* Begin *
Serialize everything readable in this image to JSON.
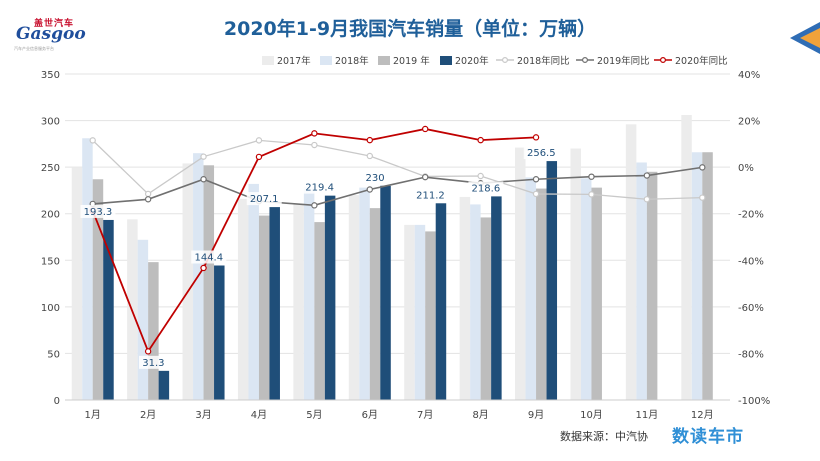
{
  "header": {
    "title": "2020年1-9月我国汽车销量（单位：万辆）",
    "logo_cn": "盖世汽车",
    "logo_en": "Gasgoo",
    "logo_sub": "汽车产业信息服务平台"
  },
  "footer": {
    "source": "数据来源：中汽协",
    "brand": "数读车市"
  },
  "colors": {
    "s2017": "#ececec",
    "s2018": "#dbe6f3",
    "s2019": "#bdbdbd",
    "s2020": "#1f4e79",
    "l2018": "#c9c9c9",
    "l2019": "#707070",
    "l2020": "#c00000"
  },
  "chart_data": {
    "type": "bar+line",
    "title": "2020年1-9月我国汽车销量（单位：万辆）",
    "categories": [
      "1月",
      "2月",
      "3月",
      "4月",
      "5月",
      "6月",
      "7月",
      "8月",
      "9月",
      "10月",
      "11月",
      "12月"
    ],
    "ylim_left": [
      0,
      350
    ],
    "yticks_left": [
      0,
      50,
      100,
      150,
      200,
      250,
      300,
      350
    ],
    "ylim_right": [
      -100,
      40
    ],
    "yticks_right": [
      -100,
      -80,
      -60,
      -40,
      -20,
      0,
      20,
      40
    ],
    "ytick_right_labels": [
      "-100%",
      "-80%",
      "-60%",
      "-40%",
      "-20%",
      "0%",
      "20%",
      "40%"
    ],
    "bar_series": [
      {
        "name": "2017年",
        "values": [
          250,
          194,
          254,
          216,
          210,
          220,
          188,
          218,
          271,
          270,
          296,
          306
        ]
      },
      {
        "name": "2018年",
        "values": [
          281,
          172,
          265,
          232,
          229,
          228,
          188,
          210,
          239,
          238,
          255,
          266
        ]
      },
      {
        "name": "2019 年",
        "values": [
          237,
          148,
          252,
          198,
          191,
          206,
          181,
          196,
          227,
          228,
          245,
          266
        ]
      },
      {
        "name": "2020年",
        "values": [
          193.3,
          31.3,
          144.4,
          207.1,
          219.4,
          230,
          211.2,
          218.6,
          256.5
        ]
      }
    ],
    "data_labels_2020": [
      "193.3",
      "31.3",
      "144.4",
      "207.1",
      "219.4",
      "230",
      "211.2",
      "218.6",
      "256.5"
    ],
    "line_series": [
      {
        "name": "2018年同比",
        "values": [
          11.5,
          -11.5,
          4.5,
          11.5,
          9.5,
          4.8,
          -4,
          -3.8,
          -11.5,
          -11.7,
          -13.8,
          -13.1
        ]
      },
      {
        "name": "2019年同比",
        "values": [
          -15.8,
          -13.8,
          -5.2,
          -14.6,
          -16.4,
          -9.6,
          -4.3,
          -6.9,
          -5.2,
          -4.1,
          -3.6,
          -0.1
        ]
      },
      {
        "name": "2020年同比",
        "values": [
          -18.7,
          -79.1,
          -43.3,
          4.4,
          14.5,
          11.6,
          16.4,
          11.6,
          12.8
        ]
      }
    ]
  }
}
* End *
Work required -
Retype the records exactly. Any image in them should not appear in what you write.

Solution -
Serialize everything readable in this image to JSON.
{
  "header": {
    "title": "2020年1-9月我国汽车销量（单位：万辆）",
    "logo_cn": "盖世汽车",
    "logo_en": "Gasgoo",
    "logo_sub": "汽车产业信息服务平台"
  },
  "footer": {
    "source": "数据来源：中汽协",
    "brand": "数读车市"
  },
  "colors": {
    "s2017": "#ececec",
    "s2018": "#dbe6f3",
    "s2019": "#bdbdbd",
    "s2020": "#1f4e79",
    "l2018": "#c9c9c9",
    "l2019": "#707070",
    "l2020": "#c00000"
  },
  "chart_data": {
    "type": "bar+line",
    "title": "2020年1-9月我国汽车销量（单位：万辆）",
    "categories": [
      "1月",
      "2月",
      "3月",
      "4月",
      "5月",
      "6月",
      "7月",
      "8月",
      "9月",
      "10月",
      "11月",
      "12月"
    ],
    "ylim_left": [
      0,
      350
    ],
    "yticks_left": [
      0,
      50,
      100,
      150,
      200,
      250,
      300,
      350
    ],
    "ylim_right": [
      -100,
      40
    ],
    "yticks_right": [
      -100,
      -80,
      -60,
      -40,
      -20,
      0,
      20,
      40
    ],
    "ytick_right_labels": [
      "-100%",
      "-80%",
      "-60%",
      "-40%",
      "-20%",
      "0%",
      "20%",
      "40%"
    ],
    "bar_series": [
      {
        "name": "2017年",
        "values": [
          250,
          194,
          254,
          216,
          210,
          220,
          188,
          218,
          271,
          270,
          296,
          306
        ]
      },
      {
        "name": "2018年",
        "values": [
          281,
          172,
          265,
          232,
          229,
          228,
          188,
          210,
          239,
          238,
          255,
          266
        ]
      },
      {
        "name": "2019 年",
        "values": [
          237,
          148,
          252,
          198,
          191,
          206,
          181,
          196,
          227,
          228,
          245,
          266
        ]
      },
      {
        "name": "2020年",
        "values": [
          193.3,
          31.3,
          144.4,
          207.1,
          219.4,
          230,
          211.2,
          218.6,
          256.5
        ]
      }
    ],
    "data_labels_2020": [
      "193.3",
      "31.3",
      "144.4",
      "207.1",
      "219.4",
      "230",
      "211.2",
      "218.6",
      "256.5"
    ],
    "line_series": [
      {
        "name": "2018年同比",
        "values": [
          11.5,
          -11.5,
          4.5,
          11.5,
          9.5,
          4.8,
          -4,
          -3.8,
          -11.5,
          -11.7,
          -13.8,
          -13.1
        ]
      },
      {
        "name": "2019年同比",
        "values": [
          -15.8,
          -13.8,
          -5.2,
          -14.6,
          -16.4,
          -9.6,
          -4.3,
          -6.9,
          -5.2,
          -4.1,
          -3.6,
          -0.1
        ]
      },
      {
        "name": "2020年同比",
        "values": [
          -18.7,
          -79.1,
          -43.3,
          4.4,
          14.5,
          11.6,
          16.4,
          11.6,
          12.8
        ]
      }
    ]
  }
}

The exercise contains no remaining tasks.